## Begin
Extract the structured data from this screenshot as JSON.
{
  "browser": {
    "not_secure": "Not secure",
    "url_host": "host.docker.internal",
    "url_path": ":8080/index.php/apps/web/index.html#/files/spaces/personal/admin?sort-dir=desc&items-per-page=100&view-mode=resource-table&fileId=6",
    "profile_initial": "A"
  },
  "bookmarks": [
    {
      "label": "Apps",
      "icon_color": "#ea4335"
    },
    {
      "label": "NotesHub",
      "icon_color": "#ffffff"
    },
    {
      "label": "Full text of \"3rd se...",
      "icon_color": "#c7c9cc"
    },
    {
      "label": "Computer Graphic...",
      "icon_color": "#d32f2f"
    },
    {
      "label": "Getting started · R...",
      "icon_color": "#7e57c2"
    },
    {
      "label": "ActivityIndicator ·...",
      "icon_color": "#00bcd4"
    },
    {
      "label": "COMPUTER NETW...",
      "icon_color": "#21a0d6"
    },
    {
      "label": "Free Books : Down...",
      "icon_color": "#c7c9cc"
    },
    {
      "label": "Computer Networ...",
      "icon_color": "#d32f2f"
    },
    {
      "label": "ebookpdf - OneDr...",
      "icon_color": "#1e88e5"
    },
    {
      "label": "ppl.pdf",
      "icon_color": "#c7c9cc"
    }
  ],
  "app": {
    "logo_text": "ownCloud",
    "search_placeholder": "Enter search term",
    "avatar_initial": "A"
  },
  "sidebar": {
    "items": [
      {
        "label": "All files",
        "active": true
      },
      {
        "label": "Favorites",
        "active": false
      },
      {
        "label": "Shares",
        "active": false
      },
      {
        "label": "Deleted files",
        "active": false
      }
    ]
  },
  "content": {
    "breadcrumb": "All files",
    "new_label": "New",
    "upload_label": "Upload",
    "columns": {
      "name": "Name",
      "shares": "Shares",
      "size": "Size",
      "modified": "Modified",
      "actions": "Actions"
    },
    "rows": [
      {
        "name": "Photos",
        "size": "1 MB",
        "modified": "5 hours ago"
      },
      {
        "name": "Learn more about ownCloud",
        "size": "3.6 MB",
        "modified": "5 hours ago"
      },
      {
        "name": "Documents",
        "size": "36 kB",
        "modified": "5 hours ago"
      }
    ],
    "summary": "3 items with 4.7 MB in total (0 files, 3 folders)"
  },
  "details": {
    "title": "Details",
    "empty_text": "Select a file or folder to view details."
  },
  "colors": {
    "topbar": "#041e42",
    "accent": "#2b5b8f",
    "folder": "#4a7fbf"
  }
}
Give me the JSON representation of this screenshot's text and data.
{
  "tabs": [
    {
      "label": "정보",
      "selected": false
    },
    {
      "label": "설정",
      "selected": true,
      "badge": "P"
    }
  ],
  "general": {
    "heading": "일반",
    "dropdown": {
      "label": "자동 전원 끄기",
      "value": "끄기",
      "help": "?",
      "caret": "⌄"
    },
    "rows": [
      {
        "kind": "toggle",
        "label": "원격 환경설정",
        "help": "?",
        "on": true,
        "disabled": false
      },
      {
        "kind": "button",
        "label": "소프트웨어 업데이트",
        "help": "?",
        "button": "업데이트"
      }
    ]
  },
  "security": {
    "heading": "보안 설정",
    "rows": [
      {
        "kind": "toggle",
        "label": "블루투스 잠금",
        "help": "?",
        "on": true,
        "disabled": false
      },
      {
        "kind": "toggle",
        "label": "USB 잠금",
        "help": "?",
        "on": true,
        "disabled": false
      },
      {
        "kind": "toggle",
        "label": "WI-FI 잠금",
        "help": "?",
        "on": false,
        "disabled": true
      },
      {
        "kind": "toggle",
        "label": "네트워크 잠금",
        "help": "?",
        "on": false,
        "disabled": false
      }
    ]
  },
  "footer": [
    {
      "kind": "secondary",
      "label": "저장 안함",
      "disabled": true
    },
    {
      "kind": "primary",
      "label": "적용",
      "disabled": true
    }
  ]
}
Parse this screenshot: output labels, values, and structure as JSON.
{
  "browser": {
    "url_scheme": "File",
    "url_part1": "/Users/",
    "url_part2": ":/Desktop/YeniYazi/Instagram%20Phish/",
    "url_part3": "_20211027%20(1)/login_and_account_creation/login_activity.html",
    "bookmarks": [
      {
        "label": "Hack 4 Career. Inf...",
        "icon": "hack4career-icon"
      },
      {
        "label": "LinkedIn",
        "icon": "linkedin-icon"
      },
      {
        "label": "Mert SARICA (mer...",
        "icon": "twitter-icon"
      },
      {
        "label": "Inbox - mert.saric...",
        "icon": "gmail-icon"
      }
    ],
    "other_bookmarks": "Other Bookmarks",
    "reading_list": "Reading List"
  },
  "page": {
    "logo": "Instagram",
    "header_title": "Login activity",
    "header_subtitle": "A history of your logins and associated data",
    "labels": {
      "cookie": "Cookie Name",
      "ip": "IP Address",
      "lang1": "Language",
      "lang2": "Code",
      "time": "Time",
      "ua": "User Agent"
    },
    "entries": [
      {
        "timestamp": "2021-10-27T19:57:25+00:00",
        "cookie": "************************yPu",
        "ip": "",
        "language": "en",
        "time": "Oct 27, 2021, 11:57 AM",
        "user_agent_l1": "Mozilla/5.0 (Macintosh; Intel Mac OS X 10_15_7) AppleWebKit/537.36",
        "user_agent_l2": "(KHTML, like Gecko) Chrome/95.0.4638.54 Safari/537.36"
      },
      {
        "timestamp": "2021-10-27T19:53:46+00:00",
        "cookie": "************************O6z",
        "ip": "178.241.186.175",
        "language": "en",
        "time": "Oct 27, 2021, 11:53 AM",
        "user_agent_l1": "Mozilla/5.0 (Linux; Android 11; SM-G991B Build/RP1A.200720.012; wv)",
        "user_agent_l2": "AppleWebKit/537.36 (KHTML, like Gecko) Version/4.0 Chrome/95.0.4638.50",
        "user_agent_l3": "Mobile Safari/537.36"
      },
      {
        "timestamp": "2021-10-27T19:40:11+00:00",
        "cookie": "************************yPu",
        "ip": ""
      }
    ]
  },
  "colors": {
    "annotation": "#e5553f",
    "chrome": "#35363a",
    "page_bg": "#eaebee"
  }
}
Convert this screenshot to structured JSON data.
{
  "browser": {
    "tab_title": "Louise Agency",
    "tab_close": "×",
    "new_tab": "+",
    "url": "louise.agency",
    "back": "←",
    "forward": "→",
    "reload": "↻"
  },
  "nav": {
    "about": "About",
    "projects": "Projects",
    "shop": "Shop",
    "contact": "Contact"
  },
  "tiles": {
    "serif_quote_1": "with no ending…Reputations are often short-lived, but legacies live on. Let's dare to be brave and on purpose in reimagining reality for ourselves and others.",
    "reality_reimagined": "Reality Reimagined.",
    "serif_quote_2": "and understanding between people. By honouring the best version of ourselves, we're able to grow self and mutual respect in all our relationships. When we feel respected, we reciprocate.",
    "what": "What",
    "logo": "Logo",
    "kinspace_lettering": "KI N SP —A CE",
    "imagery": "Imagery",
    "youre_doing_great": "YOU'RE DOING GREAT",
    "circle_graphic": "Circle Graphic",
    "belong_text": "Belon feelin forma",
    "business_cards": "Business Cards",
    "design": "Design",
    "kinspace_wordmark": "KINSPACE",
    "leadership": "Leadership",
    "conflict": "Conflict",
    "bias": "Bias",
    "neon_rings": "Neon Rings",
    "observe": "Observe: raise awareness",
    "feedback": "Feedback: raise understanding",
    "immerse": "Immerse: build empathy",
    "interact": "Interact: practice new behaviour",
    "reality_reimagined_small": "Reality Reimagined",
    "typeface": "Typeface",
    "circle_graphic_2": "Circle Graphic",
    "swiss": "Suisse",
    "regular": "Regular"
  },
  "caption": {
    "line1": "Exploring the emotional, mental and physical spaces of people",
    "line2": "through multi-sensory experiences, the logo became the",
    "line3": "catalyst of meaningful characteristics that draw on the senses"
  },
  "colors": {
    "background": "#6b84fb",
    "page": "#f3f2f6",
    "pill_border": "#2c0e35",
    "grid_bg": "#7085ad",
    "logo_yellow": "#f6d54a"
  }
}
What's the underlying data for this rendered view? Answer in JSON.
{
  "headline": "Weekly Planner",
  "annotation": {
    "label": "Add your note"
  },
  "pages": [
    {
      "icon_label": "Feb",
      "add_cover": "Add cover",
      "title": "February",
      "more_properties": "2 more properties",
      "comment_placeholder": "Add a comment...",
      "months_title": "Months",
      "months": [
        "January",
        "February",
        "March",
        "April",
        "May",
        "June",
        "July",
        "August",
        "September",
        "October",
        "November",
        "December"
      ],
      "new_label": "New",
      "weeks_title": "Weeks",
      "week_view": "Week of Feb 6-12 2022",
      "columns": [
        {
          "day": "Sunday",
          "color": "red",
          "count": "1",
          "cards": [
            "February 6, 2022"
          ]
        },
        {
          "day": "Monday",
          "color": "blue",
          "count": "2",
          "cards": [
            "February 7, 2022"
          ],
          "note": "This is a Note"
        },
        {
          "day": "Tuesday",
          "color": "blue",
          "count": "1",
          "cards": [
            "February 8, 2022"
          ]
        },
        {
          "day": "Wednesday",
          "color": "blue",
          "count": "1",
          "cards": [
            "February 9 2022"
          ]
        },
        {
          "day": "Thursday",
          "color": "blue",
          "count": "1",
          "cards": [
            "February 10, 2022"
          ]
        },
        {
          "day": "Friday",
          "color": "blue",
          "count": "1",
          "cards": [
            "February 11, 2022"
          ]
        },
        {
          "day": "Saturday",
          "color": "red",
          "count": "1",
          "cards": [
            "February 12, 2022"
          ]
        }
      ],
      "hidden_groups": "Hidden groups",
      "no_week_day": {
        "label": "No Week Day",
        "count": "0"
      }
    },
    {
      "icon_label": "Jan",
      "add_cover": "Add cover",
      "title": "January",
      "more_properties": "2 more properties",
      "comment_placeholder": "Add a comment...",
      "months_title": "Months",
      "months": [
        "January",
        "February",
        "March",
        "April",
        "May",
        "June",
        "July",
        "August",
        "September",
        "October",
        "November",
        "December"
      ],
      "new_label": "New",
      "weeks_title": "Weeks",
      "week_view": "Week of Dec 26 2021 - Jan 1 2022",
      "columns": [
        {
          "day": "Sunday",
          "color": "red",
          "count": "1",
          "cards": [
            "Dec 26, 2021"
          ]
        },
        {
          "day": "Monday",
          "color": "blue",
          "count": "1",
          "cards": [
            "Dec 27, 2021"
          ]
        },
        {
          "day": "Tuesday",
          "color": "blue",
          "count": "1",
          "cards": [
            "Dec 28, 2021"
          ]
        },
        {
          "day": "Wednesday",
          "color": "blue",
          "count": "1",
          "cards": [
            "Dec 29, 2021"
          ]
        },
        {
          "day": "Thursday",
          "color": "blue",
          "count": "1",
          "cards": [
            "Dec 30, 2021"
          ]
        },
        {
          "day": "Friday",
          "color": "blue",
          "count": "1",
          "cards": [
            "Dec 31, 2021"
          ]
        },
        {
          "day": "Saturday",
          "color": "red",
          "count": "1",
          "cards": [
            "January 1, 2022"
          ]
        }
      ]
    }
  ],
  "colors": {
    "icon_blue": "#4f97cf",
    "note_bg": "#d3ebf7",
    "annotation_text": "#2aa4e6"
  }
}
## End
Exercise objective – Scan the material and collect every line that contains "raise".

Exercise response –
    "observe": "Observe: raise awareness",
    "feedback": "Feedback: raise understanding",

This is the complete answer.